━━━ Page extract
Picture from Socola station in Iasi, Romania 25.6.2017 by Timo Varshukov.


Another Siemens Desiro, in Romania called class 96. This one is here operating as the airport train between Bucharest airport and city.
Picture from Bucharest airport 19.11.2022 by Markku Salo.


Romanian state railways class 60 locomotive, originally class 060-A. It is a diesel-electric six axle locomotive built by Electroputere Craiova, but it is based on a Swiss design of the companies SLM Winterthur, BBC and Sulzer and that is the reason why it quite a lot resembles the Swiss federal railways SBB's electric locomotive class Ae 6/6. They were built during a long period, 1959 to 1981.
Picture from Brasov 19.9.2010 by Markku Salo.


Same train as in the picture above. These old double decker coaches are the same that used to be common in former East Germany (DDR) in regional traffic for example in the area of Leipzig. Nowadays these have long since been scrapped in Germany. They were built by Waggonbau Görlitz in the DDR.
Picture from Brasov 19.9.2010 by Markku Salo.
━━━━━━
**To do**
Transcribe the portion of the Romanian railway captions between "Picture from Socola" and "19.11.2022 by Markku Salo.", inclusive, word for word.
━━━ Stored data
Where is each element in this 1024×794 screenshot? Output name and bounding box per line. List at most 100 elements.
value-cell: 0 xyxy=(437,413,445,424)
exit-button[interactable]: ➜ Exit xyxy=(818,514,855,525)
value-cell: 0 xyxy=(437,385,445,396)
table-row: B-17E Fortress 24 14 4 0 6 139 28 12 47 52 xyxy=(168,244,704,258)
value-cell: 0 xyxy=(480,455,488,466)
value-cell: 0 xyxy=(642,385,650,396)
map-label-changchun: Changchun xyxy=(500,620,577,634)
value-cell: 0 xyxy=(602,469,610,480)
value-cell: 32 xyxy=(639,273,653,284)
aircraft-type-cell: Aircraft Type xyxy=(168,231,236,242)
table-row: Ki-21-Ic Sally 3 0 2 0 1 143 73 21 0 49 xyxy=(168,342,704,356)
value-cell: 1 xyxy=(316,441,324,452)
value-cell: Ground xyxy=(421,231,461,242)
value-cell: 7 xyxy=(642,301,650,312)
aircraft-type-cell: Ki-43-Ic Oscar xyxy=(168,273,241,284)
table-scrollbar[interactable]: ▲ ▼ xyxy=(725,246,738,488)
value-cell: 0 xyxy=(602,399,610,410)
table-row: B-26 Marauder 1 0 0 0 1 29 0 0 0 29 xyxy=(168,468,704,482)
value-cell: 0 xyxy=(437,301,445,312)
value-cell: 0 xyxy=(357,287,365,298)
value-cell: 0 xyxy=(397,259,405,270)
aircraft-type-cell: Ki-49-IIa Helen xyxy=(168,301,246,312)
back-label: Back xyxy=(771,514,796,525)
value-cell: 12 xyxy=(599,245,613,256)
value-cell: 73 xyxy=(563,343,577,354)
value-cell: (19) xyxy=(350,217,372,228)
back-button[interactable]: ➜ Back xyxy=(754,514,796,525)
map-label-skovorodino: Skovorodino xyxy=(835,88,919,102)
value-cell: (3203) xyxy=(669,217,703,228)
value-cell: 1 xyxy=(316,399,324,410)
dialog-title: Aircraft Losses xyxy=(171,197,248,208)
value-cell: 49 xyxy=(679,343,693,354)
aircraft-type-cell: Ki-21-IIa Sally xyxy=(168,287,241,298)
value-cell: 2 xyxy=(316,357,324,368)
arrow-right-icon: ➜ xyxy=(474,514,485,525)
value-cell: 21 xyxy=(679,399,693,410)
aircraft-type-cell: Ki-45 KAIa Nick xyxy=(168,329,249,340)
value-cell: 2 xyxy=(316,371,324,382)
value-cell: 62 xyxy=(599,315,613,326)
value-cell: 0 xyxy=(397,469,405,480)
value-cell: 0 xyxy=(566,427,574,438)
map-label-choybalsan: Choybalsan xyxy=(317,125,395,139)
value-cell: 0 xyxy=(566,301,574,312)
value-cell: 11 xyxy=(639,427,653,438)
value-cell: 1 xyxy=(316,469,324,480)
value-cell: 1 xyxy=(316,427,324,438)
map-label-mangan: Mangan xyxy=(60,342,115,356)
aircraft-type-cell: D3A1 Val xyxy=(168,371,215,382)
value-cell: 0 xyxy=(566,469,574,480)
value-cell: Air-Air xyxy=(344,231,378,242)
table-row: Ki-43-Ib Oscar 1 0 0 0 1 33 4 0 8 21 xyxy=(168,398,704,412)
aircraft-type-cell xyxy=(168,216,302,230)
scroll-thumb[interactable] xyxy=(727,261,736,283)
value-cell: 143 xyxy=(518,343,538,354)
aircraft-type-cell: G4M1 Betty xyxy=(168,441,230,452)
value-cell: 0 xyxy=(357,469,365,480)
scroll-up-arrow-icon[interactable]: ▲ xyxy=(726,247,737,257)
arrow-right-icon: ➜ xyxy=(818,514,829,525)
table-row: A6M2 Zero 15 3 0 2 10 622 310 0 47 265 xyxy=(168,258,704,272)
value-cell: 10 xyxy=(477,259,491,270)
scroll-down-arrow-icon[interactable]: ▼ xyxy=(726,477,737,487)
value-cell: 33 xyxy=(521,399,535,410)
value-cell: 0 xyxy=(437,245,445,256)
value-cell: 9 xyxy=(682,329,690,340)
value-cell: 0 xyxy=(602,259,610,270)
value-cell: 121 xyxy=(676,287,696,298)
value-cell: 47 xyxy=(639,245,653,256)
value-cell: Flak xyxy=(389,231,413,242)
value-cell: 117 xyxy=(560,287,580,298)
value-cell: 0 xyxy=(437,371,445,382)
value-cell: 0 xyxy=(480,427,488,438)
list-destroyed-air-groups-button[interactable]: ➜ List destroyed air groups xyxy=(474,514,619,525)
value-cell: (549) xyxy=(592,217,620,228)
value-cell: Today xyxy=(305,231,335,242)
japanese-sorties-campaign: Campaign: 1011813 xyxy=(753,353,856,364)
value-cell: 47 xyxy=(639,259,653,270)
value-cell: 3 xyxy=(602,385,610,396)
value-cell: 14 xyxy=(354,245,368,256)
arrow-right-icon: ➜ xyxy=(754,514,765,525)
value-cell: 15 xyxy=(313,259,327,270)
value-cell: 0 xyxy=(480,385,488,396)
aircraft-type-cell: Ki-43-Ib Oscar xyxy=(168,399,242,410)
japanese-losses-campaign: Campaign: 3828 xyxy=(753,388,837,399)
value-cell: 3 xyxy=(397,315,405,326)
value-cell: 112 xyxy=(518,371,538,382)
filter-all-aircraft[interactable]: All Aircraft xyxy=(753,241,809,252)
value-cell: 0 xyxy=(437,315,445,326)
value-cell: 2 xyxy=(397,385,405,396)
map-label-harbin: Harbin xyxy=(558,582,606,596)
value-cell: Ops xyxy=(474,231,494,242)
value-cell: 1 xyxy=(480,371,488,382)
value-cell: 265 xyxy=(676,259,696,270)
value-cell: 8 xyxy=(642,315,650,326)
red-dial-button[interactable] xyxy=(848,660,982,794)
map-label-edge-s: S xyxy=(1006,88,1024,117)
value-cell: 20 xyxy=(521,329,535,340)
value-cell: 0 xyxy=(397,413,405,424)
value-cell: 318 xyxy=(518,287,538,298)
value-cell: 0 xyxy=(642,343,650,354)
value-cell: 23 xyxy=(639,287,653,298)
━━━━━━
**Task result**
Picture from Socola station in Iasi, Romania 25.6.2017 by Timo Varshukov.


Another Siemens Desiro, in Romania called class 96. This one is here operating as the airport train between Bucharest airport and city.
Picture from Bucharest airport 19.11.2022 by Markku Salo.